▸ **Work to complete**:
Copy the records below exactly as they are written.

________________

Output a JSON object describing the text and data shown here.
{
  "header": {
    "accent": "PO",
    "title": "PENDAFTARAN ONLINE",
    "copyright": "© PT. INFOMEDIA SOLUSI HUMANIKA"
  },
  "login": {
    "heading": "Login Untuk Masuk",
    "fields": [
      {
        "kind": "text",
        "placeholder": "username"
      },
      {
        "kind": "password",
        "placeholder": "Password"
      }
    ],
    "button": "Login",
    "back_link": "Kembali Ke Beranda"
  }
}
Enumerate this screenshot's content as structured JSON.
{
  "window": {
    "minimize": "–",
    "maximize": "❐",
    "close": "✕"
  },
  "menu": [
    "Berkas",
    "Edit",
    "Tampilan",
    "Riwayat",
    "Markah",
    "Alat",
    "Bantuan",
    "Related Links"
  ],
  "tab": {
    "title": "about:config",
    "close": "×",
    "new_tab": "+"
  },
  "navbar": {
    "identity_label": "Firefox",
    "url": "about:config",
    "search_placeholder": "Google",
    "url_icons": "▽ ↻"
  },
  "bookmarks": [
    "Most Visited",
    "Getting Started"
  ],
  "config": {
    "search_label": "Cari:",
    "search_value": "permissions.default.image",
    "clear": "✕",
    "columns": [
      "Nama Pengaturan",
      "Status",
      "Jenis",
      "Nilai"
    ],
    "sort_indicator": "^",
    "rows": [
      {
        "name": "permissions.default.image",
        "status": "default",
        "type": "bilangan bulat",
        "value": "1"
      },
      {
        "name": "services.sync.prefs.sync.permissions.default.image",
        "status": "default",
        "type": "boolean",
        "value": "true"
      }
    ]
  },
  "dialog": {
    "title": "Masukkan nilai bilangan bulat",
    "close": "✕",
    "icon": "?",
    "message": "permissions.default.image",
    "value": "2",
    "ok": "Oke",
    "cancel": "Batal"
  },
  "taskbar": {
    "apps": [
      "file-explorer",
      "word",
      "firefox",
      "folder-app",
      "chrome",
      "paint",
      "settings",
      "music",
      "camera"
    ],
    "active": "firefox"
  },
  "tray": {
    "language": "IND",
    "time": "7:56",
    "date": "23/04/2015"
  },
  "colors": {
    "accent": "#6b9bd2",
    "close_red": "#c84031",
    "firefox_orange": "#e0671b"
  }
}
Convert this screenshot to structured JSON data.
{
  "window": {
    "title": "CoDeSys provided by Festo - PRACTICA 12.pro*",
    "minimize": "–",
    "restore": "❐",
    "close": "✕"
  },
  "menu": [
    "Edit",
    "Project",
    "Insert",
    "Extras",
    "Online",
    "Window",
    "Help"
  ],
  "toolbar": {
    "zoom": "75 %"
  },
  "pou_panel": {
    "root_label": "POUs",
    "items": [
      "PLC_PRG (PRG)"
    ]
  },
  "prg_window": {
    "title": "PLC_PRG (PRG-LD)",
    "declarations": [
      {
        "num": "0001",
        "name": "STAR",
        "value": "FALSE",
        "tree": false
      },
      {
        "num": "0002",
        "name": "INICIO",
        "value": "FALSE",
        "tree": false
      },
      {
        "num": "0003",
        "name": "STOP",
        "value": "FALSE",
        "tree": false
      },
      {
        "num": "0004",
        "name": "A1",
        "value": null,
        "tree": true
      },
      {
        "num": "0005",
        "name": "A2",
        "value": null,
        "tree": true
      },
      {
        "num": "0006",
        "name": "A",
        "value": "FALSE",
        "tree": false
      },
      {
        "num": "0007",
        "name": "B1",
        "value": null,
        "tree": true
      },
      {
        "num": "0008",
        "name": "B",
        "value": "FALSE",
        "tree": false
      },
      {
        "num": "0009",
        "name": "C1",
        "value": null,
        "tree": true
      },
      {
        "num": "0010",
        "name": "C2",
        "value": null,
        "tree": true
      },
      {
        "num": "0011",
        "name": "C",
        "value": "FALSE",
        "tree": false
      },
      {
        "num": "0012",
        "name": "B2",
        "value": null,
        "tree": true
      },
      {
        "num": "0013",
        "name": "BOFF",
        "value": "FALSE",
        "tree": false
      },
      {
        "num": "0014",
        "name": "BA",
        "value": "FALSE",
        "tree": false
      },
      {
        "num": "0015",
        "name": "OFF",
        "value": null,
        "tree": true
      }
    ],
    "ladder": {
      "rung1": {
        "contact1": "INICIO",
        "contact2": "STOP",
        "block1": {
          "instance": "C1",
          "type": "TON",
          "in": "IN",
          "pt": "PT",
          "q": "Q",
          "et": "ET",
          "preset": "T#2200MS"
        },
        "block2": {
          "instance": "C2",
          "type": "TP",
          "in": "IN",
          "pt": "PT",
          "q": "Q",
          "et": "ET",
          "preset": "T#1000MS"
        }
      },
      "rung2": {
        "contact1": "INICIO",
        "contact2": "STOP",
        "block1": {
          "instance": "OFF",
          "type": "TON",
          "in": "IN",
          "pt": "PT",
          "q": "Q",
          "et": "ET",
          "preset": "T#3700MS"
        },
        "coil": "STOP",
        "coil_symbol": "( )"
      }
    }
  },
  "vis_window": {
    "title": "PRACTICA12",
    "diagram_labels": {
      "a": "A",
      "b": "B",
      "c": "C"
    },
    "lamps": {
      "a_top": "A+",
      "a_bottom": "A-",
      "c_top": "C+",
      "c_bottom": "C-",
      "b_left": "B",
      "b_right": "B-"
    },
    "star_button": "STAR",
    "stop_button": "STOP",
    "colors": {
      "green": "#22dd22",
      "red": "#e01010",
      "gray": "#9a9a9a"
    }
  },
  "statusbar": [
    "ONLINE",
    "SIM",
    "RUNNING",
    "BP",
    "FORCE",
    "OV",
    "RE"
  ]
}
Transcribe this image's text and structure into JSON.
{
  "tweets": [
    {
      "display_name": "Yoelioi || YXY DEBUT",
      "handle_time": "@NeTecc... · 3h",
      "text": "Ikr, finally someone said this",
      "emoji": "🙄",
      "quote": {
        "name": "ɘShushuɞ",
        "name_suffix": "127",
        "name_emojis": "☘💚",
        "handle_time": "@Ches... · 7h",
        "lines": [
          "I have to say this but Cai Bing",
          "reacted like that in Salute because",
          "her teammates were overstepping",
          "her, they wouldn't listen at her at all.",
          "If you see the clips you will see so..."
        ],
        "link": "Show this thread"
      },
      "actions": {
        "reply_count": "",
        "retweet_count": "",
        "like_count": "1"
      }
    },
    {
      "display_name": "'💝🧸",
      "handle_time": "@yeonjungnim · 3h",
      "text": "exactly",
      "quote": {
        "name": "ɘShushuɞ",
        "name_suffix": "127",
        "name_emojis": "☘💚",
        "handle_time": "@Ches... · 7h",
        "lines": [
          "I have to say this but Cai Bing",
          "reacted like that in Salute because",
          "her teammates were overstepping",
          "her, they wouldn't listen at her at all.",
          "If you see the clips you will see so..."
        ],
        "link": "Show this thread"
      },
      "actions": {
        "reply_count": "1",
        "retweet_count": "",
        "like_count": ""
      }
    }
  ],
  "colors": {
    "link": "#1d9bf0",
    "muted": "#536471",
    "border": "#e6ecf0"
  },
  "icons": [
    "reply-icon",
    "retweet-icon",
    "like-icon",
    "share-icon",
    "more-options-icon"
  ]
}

________________

▸ **Written answer**:
Output a JSON object describing the text and data shown here.
{
  "header": {
    "accent": "PO",
    "title": "PENDAFTARAN ONLINE",
    "copyright": "© PT. INFOMEDIA SOLUSI HUMANIKA"
  },
  "login": {
    "heading": "Login Untuk Masuk",
    "fields": [
      {
        "kind": "text",
        "placeholder": "username"
      },
      {
        "kind": "password",
        "placeholder": "Password"
      }
    ],
    "button": "Login",
    "back_link": "Kembali Ke Beranda"
  }
}
Enumerate this screenshot's content as structured JSON.
{
  "window": {
    "minimize": "–",
    "maximize": "❐",
    "close": "✕"
  },
  "menu": [
    "Berkas",
    "Edit",
    "Tampilan",
    "Riwayat",
    "Markah",
    "Alat",
    "Bantuan",
    "Related Links"
  ],
  "tab": {
    "title": "about:config",
    "close": "×",
    "new_tab": "+"
  },
  "navbar": {
    "identity_label": "Firefox",
    "url": "about:config",
    "search_placeholder": "Google",
    "url_icons": "▽ ↻"
  },
  "bookmarks": [
    "Most Visited",
    "Getting Started"
  ],
  "config": {
    "search_label": "Cari:",
    "search_value": "permissions.default.image",
    "clear": "✕",
    "columns": [
      "Nama Pengaturan",
      "Status",
      "Jenis",
      "Nilai"
    ],
    "sort_indicator": "^",
    "rows": [
      {
        "name": "permissions.default.image",
        "status": "default",
        "type": "bilangan bulat",
        "value": "1"
      },
      {
        "name": "services.sync.prefs.sync.permissions.default.image",
        "status": "default",
        "type": "boolean",
        "value": "true"
      }
    ]
  },
  "dialog": {
    "title": "Masukkan nilai bilangan bulat",
    "close": "✕",
    "icon": "?",
    "message": "permissions.default.image",
    "value": "2",
    "ok": "Oke",
    "cancel": "Batal"
  },
  "taskbar": {
    "apps": [
      "file-explorer",
      "word",
      "firefox",
      "folder-app",
      "chrome",
      "paint",
      "settings",
      "music",
      "camera"
    ],
    "active": "firefox"
  },
  "tray": {
    "language": "IND",
    "time": "7:56",
    "date": "23/04/2015"
  },
  "colors": {
    "accent": "#6b9bd2",
    "close_red": "#c84031",
    "firefox_orange": "#e0671b"
  }
}
Convert this screenshot to structured JSON data.
{
  "window": {
    "title": "CoDeSys provided by Festo - PRACTICA 12.pro*",
    "minimize": "–",
    "restore": "❐",
    "close": "✕"
  },
  "menu": [
    "Edit",
    "Project",
    "Insert",
    "Extras",
    "Online",
    "Window",
    "Help"
  ],
  "toolbar": {
    "zoom": "75 %"
  },
  "pou_panel": {
    "root_label": "POUs",
    "items": [
      "PLC_PRG (PRG)"
    ]
  },
  "prg_window": {
    "title": "PLC_PRG (PRG-LD)",
    "declarations": [
      {
        "num": "0001",
        "name": "STAR",
        "value": "FALSE",
        "tree": false
      },
      {
        "num": "0002",
        "name": "INICIO",
        "value": "FALSE",
        "tree": false
      },
      {
        "num": "0003",
        "name": "STOP",
        "value": "FALSE",
        "tree": false
      },
      {
        "num": "0004",
        "name": "A1",
        "value": null,
        "tree": true
      },
      {
        "num": "0005",
        "name": "A2",
        "value": null,
        "tree": true
      },
      {
        "num": "0006",
        "name": "A",
        "value": "FALSE",
        "tree": false
      },
      {
        "num": "0007",
        "name": "B1",
        "value": null,
        "tree": true
      },
      {
        "num": "0008",
        "name": "B",
        "value": "FALSE",
        "tree": false
      },
      {
        "num": "0009",
        "name": "C1",
        "value": null,
        "tree": true
      },
      {
        "num": "0010",
        "name": "C2",
        "value": null,
        "tree": true
      },
      {
        "num": "0011",
        "name": "C",
        "value": "FALSE",
        "tree": false
      },
      {
        "num": "0012",
        "name": "B2",
        "value": null,
        "tree": true
      },
      {
        "num": "0013",
        "name": "BOFF",
        "value": "FALSE",
        "tree": false
      },
      {
        "num": "0014",
        "name": "BA",
        "value": "FALSE",
        "tree": false
      },
      {
        "num": "0015",
        "name": "OFF",
        "value": null,
        "tree": true
      }
    ],
    "ladder": {
      "rung1": {
        "contact1": "INICIO",
        "contact2": "STOP",
        "block1": {
          "instance": "C1",
          "type": "TON",
          "in": "IN",
          "pt": "PT",
          "q": "Q",
          "et": "ET",
          "preset": "T#2200MS"
        },
        "block2": {
          "instance": "C2",
          "type": "TP",
          "in": "IN",
          "pt": "PT",
          "q": "Q",
          "et": "ET",
          "preset": "T#1000MS"
        }
      },
      "rung2": {
        "contact1": "INICIO",
        "contact2": "STOP",
        "block1": {
          "instance": "OFF",
          "type": "TON",
          "in": "IN",
          "pt": "PT",
          "q": "Q",
          "et": "ET",
          "preset": "T#3700MS"
        },
        "coil": "STOP",
        "coil_symbol": "( )"
      }
    }
  },
  "vis_window": {
    "title": "PRACTICA12",
    "diagram_labels": {
      "a": "A",
      "b": "B",
      "c": "C"
    },
    "lamps": {
      "a_top": "A+",
      "a_bottom": "A-",
      "c_top": "C+",
      "c_bottom": "C-",
      "b_left": "B",
      "b_right": "B-"
    },
    "star_button": "STAR",
    "stop_button": "STOP",
    "colors": {
      "green": "#22dd22",
      "red": "#e01010",
      "gray": "#9a9a9a"
    }
  },
  "statusbar": [
    "ONLINE",
    "SIM",
    "RUNNING",
    "BP",
    "FORCE",
    "OV",
    "RE"
  ]
}
Transcribe this image's text and structure into JSON.
{
  "tweets": [
    {
      "display_name": "Yoelioi || YXY DEBUT",
      "handle_time": "@NeTecc... · 3h",
      "text": "Ikr, finally someone said this",
      "emoji": "🙄",
      "quote": {
        "name": "ɘShushuɞ",
        "name_suffix": "127",
        "name_emojis": "☘💚",
        "handle_time": "@Ches... · 7h",
        "lines": [
          "I have to say this but Cai Bing",
          "reacted like that in Salute because",
          "her teammates were overstepping",
          "her, they wouldn't listen at her at all.",
          "If you see the clips you will see so..."
        ],
        "link": "Show this thread"
      },
      "actions": {
        "reply_count": "",
        "retweet_count": "",
        "like_count": "1"
      }
    },
    {
      "display_name": "'💝🧸",
      "handle_time": "@yeonjungnim · 3h",
      "text": "exactly",
      "quote": {
        "name": "ɘShushuɞ",
        "name_suffix": "127",
        "name_emojis": "☘💚",
        "handle_time": "@Ches... · 7h",
        "lines": [
          "I have to say this but Cai Bing",
          "reacted like that in Salute because",
          "her teammates were overstepping",
          "her, they wouldn't listen at her at all.",
          "If you see the clips you will see so..."
        ],
        "link": "Show this thread"
      },
      "actions": {
        "reply_count": "1",
        "retweet_count": "",
        "like_count": ""
      }
    }
  ],
  "colors": {
    "link": "#1d9bf0",
    "muted": "#536471",
    "border": "#e6ecf0"
  },
  "icons": [
    "reply-icon",
    "retweet-icon",
    "like-icon",
    "share-icon",
    "more-options-icon"
  ]
}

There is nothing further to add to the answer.